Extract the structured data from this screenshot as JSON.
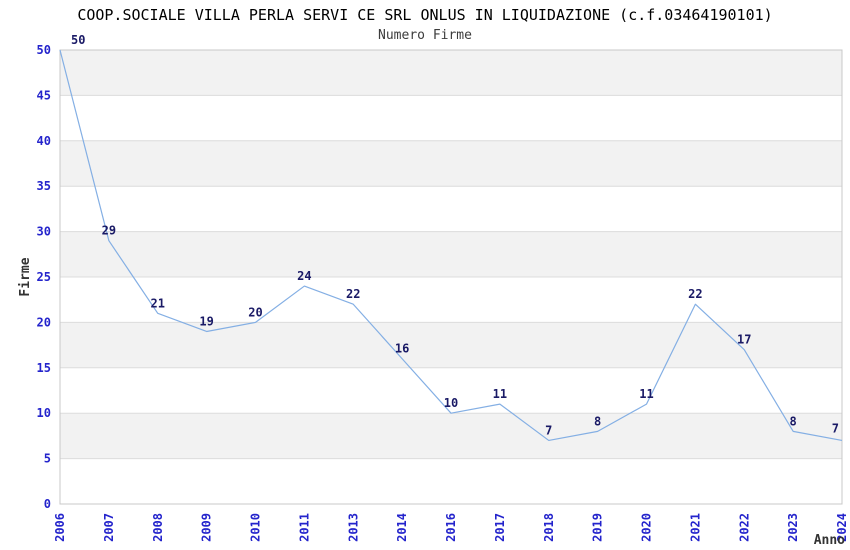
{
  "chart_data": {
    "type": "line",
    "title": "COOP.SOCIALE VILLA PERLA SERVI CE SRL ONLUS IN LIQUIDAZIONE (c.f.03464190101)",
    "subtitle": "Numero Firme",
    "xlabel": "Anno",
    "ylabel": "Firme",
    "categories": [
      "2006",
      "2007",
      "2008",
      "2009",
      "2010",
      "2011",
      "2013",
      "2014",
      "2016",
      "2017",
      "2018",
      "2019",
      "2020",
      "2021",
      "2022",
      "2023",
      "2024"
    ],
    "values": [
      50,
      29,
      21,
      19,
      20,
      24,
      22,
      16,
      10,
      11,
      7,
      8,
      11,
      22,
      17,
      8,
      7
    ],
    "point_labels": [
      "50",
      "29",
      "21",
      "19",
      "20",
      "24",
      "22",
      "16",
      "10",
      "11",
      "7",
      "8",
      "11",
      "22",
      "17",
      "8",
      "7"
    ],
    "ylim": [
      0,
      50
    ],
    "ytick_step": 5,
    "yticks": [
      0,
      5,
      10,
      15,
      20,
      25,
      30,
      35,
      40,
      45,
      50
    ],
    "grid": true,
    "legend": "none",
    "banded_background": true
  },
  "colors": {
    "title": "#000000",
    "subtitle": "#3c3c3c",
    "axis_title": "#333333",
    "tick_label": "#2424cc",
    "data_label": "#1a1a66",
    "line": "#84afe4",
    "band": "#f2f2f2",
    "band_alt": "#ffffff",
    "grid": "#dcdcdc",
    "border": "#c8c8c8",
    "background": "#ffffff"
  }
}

━━━━━━━━━━━━━━━━

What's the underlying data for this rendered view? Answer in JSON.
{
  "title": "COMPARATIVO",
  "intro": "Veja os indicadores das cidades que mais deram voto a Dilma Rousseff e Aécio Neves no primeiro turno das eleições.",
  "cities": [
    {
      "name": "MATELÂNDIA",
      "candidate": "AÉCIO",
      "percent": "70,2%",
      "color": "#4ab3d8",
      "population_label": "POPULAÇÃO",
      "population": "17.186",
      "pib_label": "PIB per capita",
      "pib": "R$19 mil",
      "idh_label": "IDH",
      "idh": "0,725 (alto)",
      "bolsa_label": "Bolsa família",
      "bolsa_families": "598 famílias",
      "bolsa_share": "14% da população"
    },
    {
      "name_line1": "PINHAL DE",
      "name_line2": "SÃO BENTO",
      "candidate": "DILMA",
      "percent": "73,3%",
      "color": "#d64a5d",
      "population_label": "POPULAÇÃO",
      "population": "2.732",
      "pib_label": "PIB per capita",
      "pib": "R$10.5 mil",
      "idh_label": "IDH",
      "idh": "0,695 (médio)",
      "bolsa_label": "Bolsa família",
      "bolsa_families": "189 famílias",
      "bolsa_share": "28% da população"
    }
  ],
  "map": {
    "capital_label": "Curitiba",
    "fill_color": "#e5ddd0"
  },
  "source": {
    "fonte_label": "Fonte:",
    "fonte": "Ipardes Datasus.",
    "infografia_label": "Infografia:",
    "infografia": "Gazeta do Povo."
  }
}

━━━━━━━━━━━━━━━━

TASK GOAL:
Wherever a line in the data above holds "subtitle", copy that line.

WORKED ANSWER:
    "subtitle": "Numero Firme",
    "subtitle": "#3c3c3c",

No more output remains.